** Begin **

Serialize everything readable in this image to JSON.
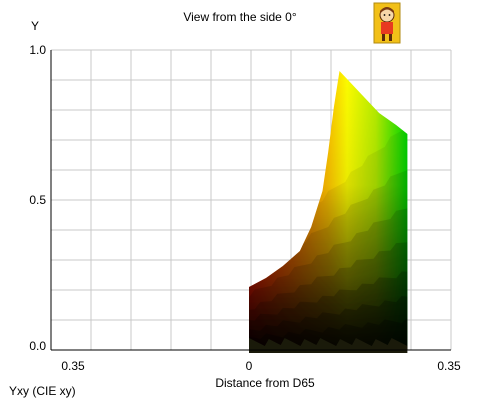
{
  "chart_data": {
    "type": "area",
    "title": "View from the side 0°",
    "xlabel": "Distance from D65",
    "ylabel": "Y",
    "footer_label": "Yxy (CIE xy)",
    "xlim": [
      -0.35,
      0.35
    ],
    "ylim": [
      0.0,
      1.0
    ],
    "x_tick_labels": [
      "0.35",
      "0",
      "0.35"
    ],
    "x_tick_values": [
      -0.35,
      0,
      0.35
    ],
    "y_tick_labels": [
      "0.0",
      "0.5",
      "1.0"
    ],
    "y_tick_values": [
      0.0,
      0.5,
      1.0
    ],
    "grid": true,
    "gamut_outline": {
      "x": [
        0.0,
        0.0,
        0.03,
        0.06,
        0.09,
        0.11,
        0.13,
        0.14,
        0.15,
        0.16,
        0.175,
        0.2,
        0.23,
        0.26,
        0.28,
        0.28
      ],
      "y": [
        0.0,
        0.21,
        0.24,
        0.28,
        0.33,
        0.41,
        0.53,
        0.66,
        0.81,
        0.93,
        0.9,
        0.85,
        0.79,
        0.75,
        0.72,
        0.0
      ]
    },
    "colors": {
      "red_edge": "#ff1a00",
      "yellow_peak": "#ffff00",
      "green_edge": "#00e000",
      "dark_base": "#1a1a0a",
      "grid": "#c8c8c8",
      "axis": "#000000"
    },
    "icon": "cartoon-character-icon"
  }
}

** End **

> Exercise instructions: Reproduce the material above in full and without alteration, but skip all pictures.

> Result of the exercise:
Serialize everything readable in this image to JSON.
{
  "chart_data": {
    "type": "area",
    "title": "View from the side 0°",
    "xlabel": "Distance from D65",
    "ylabel": "Y",
    "footer_label": "Yxy (CIE xy)",
    "xlim": [
      -0.35,
      0.35
    ],
    "ylim": [
      0.0,
      1.0
    ],
    "x_tick_labels": [
      "0.35",
      "0",
      "0.35"
    ],
    "x_tick_values": [
      -0.35,
      0,
      0.35
    ],
    "y_tick_labels": [
      "0.0",
      "0.5",
      "1.0"
    ],
    "y_tick_values": [
      0.0,
      0.5,
      1.0
    ],
    "grid": true,
    "gamut_outline": {
      "x": [
        0.0,
        0.0,
        0.03,
        0.06,
        0.09,
        0.11,
        0.13,
        0.14,
        0.15,
        0.16,
        0.175,
        0.2,
        0.23,
        0.26,
        0.28,
        0.28
      ],
      "y": [
        0.0,
        0.21,
        0.24,
        0.28,
        0.33,
        0.41,
        0.53,
        0.66,
        0.81,
        0.93,
        0.9,
        0.85,
        0.79,
        0.75,
        0.72,
        0.0
      ]
    },
    "colors": {
      "red_edge": "#ff1a00",
      "yellow_peak": "#ffff00",
      "green_edge": "#00e000",
      "dark_base": "#1a1a0a",
      "grid": "#c8c8c8",
      "axis": "#000000"
    },
    "icon": "cartoon-character-icon"
  }
}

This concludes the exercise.